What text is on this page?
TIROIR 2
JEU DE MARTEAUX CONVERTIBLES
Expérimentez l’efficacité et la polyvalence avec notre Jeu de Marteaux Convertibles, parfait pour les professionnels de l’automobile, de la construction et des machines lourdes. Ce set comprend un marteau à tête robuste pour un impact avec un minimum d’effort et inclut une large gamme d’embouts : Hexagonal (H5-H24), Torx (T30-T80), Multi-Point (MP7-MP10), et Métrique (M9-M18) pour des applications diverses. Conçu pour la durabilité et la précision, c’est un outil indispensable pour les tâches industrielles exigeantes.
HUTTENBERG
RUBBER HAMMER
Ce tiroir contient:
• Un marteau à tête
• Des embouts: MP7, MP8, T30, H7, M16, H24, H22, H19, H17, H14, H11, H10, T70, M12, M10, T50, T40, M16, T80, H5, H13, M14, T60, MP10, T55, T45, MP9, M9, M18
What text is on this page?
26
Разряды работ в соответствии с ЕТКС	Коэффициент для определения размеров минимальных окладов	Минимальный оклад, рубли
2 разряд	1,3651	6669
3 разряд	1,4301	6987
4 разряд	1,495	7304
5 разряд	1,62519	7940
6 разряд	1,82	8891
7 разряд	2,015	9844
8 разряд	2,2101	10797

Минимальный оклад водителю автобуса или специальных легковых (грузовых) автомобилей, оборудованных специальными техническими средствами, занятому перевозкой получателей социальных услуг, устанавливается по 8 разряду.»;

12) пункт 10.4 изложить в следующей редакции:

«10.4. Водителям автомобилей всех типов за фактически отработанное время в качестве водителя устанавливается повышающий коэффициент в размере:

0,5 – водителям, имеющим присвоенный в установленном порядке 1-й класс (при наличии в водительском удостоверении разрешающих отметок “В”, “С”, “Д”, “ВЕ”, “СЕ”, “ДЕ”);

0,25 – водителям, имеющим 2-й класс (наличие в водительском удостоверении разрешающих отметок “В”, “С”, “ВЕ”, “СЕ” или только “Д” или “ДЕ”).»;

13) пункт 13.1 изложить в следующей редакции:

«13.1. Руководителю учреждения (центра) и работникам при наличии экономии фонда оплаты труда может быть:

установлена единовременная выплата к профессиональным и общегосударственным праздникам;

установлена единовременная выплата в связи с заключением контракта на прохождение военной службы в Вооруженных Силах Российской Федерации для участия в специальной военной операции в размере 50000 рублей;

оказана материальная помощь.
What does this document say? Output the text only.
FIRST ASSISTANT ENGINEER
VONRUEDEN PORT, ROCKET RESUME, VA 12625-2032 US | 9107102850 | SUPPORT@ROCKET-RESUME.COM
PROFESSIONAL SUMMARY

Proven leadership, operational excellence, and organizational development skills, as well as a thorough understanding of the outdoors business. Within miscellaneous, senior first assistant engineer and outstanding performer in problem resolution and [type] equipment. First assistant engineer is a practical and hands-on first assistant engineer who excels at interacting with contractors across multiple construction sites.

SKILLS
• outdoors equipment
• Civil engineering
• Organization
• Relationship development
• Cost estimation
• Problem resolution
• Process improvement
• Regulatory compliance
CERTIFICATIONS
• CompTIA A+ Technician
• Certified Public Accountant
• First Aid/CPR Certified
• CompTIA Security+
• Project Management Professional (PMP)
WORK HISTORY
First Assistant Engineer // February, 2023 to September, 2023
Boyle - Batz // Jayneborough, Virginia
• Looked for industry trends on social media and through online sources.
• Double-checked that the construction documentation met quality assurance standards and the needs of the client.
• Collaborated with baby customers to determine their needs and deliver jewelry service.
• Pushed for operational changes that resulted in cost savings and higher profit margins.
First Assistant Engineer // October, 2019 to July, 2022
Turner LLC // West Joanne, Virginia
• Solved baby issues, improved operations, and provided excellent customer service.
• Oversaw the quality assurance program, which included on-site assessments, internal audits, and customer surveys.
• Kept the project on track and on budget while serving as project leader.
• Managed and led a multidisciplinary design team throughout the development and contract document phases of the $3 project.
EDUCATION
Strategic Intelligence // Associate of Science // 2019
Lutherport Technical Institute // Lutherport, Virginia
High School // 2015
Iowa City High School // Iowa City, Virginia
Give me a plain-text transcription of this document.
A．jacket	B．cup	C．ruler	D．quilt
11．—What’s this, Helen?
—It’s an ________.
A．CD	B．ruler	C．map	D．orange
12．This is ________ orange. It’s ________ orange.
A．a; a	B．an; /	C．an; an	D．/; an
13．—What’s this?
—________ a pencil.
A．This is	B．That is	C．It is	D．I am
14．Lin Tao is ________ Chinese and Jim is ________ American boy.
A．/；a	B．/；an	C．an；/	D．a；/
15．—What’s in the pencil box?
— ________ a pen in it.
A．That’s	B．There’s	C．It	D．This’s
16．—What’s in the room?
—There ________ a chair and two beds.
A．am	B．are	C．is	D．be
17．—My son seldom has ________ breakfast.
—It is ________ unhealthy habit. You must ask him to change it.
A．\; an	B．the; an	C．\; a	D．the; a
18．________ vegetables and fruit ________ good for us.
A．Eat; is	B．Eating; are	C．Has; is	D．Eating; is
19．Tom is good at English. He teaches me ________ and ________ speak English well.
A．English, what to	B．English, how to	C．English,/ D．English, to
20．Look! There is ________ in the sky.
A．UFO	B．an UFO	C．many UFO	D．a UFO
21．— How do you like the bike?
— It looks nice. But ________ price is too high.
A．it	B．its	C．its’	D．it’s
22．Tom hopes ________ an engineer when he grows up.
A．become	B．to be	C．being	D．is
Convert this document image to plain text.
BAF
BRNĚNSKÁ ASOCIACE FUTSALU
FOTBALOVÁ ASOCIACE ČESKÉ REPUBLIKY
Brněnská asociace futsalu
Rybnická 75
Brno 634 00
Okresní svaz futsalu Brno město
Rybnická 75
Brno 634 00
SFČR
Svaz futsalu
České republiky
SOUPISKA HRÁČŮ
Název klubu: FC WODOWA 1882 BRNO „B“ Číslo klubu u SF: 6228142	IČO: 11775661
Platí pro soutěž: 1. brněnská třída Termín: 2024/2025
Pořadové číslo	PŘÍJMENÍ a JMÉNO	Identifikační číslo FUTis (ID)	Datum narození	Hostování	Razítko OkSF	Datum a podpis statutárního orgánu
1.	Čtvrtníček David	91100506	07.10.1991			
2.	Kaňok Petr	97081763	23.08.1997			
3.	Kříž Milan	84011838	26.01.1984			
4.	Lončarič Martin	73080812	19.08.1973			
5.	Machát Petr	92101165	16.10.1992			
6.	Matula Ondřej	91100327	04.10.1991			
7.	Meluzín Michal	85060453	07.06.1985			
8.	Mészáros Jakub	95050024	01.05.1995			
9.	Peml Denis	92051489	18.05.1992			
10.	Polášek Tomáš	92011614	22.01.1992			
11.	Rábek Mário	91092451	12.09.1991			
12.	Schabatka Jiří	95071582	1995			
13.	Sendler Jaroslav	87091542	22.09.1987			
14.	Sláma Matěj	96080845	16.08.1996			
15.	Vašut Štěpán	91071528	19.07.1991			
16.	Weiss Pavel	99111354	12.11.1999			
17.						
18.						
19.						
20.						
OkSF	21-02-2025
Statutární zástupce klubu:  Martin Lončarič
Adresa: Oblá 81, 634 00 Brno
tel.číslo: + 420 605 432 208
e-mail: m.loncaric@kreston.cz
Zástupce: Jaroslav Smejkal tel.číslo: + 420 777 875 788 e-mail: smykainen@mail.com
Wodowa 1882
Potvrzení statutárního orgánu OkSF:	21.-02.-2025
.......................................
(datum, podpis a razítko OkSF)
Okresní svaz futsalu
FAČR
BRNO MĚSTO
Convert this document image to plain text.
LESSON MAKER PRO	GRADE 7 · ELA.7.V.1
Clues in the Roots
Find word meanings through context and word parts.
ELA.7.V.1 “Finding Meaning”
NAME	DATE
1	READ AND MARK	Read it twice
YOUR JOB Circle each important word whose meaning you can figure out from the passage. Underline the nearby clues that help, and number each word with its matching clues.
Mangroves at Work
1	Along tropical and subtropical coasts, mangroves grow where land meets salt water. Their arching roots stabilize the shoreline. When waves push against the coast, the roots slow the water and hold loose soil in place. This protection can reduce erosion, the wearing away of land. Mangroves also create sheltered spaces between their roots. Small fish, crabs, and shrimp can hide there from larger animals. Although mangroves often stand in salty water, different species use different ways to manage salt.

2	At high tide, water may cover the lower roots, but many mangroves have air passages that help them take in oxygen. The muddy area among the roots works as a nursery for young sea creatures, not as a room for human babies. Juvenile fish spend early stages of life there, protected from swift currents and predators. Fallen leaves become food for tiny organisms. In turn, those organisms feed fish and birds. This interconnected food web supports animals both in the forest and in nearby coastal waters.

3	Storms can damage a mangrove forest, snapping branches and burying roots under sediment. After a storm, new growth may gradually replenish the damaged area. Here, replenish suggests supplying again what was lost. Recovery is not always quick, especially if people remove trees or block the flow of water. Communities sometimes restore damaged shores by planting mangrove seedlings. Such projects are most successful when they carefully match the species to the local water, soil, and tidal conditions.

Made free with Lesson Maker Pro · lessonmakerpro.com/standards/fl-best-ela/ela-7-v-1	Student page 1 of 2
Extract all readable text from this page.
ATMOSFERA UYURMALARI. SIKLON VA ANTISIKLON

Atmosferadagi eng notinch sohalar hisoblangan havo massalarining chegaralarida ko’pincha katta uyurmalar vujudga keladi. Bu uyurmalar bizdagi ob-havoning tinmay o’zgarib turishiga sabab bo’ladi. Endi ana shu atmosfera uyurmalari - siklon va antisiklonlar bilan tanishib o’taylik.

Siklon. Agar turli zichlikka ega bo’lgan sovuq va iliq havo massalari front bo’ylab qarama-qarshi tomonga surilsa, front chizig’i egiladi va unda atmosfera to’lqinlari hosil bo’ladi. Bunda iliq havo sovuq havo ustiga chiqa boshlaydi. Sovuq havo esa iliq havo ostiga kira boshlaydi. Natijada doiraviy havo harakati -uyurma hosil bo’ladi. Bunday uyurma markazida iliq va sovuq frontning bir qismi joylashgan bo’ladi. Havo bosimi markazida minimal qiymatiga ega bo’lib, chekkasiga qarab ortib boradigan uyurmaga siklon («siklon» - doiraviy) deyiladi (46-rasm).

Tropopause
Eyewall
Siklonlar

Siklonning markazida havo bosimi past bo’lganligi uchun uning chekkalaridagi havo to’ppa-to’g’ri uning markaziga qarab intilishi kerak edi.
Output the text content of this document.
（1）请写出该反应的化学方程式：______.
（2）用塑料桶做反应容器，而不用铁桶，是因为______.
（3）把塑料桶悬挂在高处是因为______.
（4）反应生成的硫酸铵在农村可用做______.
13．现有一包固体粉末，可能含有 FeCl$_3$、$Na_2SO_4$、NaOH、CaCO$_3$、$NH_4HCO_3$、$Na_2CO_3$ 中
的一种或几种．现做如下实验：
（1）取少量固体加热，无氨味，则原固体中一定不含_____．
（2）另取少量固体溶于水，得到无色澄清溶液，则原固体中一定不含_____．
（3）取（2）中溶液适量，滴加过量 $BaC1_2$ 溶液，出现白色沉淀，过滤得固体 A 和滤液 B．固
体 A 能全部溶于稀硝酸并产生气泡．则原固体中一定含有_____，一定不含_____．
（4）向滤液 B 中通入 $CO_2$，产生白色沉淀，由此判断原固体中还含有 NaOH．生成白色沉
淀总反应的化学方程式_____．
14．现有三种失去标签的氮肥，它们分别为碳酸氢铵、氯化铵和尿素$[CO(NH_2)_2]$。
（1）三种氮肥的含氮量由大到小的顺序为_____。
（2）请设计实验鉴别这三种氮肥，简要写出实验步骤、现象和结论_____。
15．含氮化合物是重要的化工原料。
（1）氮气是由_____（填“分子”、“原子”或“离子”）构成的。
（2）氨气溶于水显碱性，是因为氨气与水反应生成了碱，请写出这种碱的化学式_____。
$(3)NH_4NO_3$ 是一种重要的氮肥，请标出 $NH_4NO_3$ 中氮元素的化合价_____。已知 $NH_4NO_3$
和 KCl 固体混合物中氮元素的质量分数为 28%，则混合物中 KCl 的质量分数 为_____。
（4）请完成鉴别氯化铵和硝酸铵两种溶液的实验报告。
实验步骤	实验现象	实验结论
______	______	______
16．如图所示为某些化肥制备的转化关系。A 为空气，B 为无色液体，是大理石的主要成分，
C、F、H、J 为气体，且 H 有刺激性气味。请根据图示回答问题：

Task requirements: Exactly as written, give again every line from the one containing "Output the text content of this document." through the last line of the material above, and no other lines.

Exercise result:
Output the text content of this document.
（1）请写出该反应的化学方程式：______.
（2）用塑料桶做反应容器，而不用铁桶，是因为______.
（3）把塑料桶悬挂在高处是因为______.
（4）反应生成的硫酸铵在农村可用做______.
13．现有一包固体粉末，可能含有 FeCl$_3$、$Na_2SO_4$、NaOH、CaCO$_3$、$NH_4HCO_3$、$Na_2CO_3$ 中
的一种或几种．现做如下实验：
（1）取少量固体加热，无氨味，则原固体中一定不含_____．
（2）另取少量固体溶于水，得到无色澄清溶液，则原固体中一定不含_____．
（3）取（2）中溶液适量，滴加过量 $BaC1_2$ 溶液，出现白色沉淀，过滤得固体 A 和滤液 B．固
体 A 能全部溶于稀硝酸并产生气泡．则原固体中一定含有_____，一定不含_____．
（4）向滤液 B 中通入 $CO_2$，产生白色沉淀，由此判断原固体中还含有 NaOH．生成白色沉
淀总反应的化学方程式_____．
14．现有三种失去标签的氮肥，它们分别为碳酸氢铵、氯化铵和尿素$[CO(NH_2)_2]$。
（1）三种氮肥的含氮量由大到小的顺序为_____。
（2）请设计实验鉴别这三种氮肥，简要写出实验步骤、现象和结论_____。
15．含氮化合物是重要的化工原料。
（1）氮气是由_____（填“分子”、“原子”或“离子”）构成的。
（2）氨气溶于水显碱性，是因为氨气与水反应生成了碱，请写出这种碱的化学式_____。
$(3)NH_4NO_3$ 是一种重要的氮肥，请标出 $NH_4NO_3$ 中氮元素的化合价_____。已知 $NH_4NO_3$
和 KCl 固体混合物中氮元素的质量分数为 28%，则混合物中 KCl 的质量分数 为_____。
（4）请完成鉴别氯化铵和硝酸铵两种溶液的实验报告。
实验步骤	实验现象	实验结论
______	______	______
16．如图所示为某些化肥制备的转化关系。A 为空气，B 为无色液体，是大理石的主要成分，
C、F、H、J 为气体，且 H 有刺激性气味。请根据图示回答问题：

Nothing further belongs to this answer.